**Directions**
Present every line in which the string "American" appears.

***** Exercise input *****

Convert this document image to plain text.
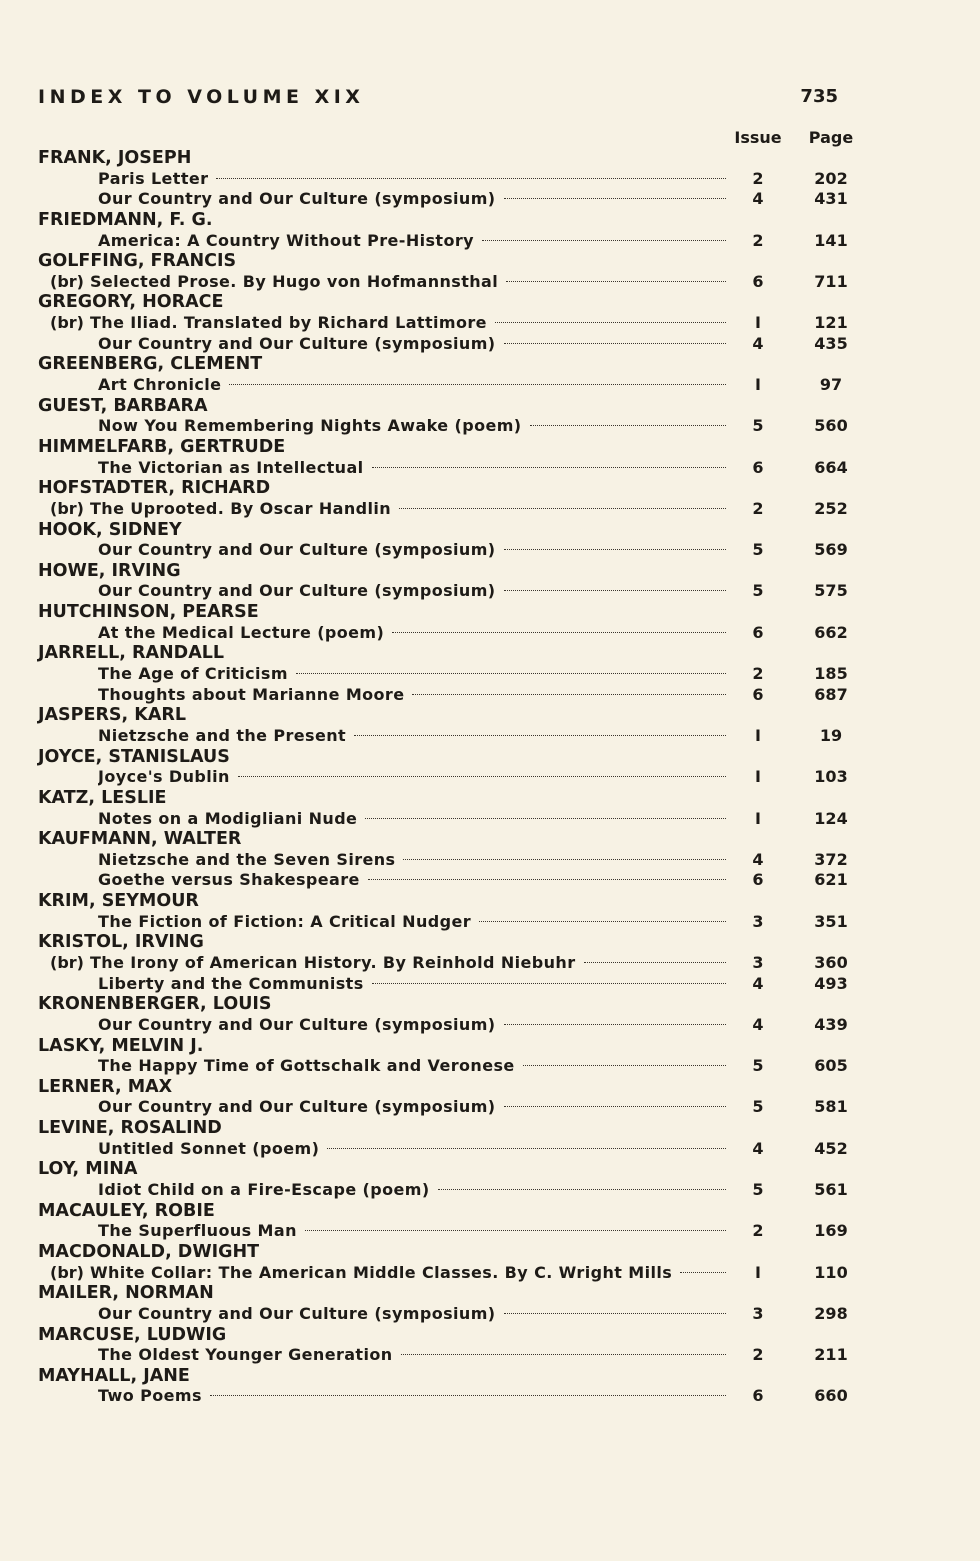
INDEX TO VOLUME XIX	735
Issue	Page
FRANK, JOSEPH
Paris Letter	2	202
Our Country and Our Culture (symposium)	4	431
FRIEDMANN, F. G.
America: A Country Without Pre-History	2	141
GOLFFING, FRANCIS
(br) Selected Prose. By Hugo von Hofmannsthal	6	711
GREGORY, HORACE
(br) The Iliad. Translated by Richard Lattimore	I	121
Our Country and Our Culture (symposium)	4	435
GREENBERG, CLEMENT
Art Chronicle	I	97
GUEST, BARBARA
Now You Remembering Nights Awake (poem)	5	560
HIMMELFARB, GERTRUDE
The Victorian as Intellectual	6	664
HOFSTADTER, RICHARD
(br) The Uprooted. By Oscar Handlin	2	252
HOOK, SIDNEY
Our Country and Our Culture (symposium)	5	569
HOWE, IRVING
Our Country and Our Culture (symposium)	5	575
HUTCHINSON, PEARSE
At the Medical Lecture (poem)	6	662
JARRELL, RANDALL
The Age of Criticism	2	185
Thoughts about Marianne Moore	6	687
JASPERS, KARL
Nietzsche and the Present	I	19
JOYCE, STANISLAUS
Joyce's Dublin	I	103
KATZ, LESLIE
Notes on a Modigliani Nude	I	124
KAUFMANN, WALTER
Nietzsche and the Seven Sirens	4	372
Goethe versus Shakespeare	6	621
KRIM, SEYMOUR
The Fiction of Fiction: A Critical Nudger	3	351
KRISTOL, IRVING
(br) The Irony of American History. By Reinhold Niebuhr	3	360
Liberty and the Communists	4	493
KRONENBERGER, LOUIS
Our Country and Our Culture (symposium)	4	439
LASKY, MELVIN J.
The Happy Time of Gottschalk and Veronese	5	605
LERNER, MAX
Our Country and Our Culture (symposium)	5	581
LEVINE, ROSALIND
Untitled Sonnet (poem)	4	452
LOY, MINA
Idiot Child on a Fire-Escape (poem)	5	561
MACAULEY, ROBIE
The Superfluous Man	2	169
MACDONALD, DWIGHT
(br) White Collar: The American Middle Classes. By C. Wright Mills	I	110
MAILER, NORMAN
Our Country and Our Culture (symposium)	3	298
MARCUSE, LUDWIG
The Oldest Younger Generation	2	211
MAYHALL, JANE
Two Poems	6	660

*****
***** Exercise input *****

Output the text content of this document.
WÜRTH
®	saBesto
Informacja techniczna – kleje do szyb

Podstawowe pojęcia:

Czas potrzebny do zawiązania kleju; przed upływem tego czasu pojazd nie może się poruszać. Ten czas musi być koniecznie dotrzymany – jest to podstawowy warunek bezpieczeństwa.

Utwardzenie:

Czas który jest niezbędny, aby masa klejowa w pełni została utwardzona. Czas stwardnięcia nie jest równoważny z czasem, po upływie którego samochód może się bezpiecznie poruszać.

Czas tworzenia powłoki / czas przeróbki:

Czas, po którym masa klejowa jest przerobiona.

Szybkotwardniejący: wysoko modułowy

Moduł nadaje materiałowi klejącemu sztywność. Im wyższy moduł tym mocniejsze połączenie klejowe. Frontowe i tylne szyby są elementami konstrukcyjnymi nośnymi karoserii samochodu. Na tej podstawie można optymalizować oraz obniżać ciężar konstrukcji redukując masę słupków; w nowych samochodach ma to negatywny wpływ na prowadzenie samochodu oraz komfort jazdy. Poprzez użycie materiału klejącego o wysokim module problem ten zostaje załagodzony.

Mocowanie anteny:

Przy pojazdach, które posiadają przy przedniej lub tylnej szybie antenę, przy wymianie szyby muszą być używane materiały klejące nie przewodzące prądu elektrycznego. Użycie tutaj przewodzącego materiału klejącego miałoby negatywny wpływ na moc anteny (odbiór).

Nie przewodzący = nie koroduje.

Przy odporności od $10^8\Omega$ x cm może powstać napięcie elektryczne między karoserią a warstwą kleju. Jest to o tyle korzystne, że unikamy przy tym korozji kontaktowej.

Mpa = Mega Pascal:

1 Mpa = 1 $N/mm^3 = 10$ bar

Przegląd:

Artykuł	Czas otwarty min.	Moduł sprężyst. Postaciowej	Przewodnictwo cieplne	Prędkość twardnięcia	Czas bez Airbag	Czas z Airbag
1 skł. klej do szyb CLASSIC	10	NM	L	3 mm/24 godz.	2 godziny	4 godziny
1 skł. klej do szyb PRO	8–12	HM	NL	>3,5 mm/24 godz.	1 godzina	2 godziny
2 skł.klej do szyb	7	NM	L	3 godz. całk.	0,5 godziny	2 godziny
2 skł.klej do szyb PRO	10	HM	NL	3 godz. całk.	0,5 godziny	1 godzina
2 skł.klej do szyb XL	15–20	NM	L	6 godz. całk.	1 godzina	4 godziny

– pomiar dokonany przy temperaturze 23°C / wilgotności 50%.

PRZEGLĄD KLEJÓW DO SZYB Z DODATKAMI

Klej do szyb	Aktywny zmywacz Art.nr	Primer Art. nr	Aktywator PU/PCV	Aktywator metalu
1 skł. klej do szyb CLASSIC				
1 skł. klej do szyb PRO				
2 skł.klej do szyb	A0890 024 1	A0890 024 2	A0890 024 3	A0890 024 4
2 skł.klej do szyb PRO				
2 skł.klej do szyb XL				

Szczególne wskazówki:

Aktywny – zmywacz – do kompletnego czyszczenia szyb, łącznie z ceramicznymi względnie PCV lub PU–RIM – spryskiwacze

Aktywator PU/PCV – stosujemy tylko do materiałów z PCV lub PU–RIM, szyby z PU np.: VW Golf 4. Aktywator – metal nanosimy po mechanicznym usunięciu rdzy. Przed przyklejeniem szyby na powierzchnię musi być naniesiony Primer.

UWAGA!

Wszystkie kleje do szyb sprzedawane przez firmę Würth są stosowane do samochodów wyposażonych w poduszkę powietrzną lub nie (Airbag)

*****

**Expected answer**
(br) The Irony of American History. By Reinhold Niebuhr	3	360
(br) White Collar: The American Middle Classes. By C. Wright Mills	I	110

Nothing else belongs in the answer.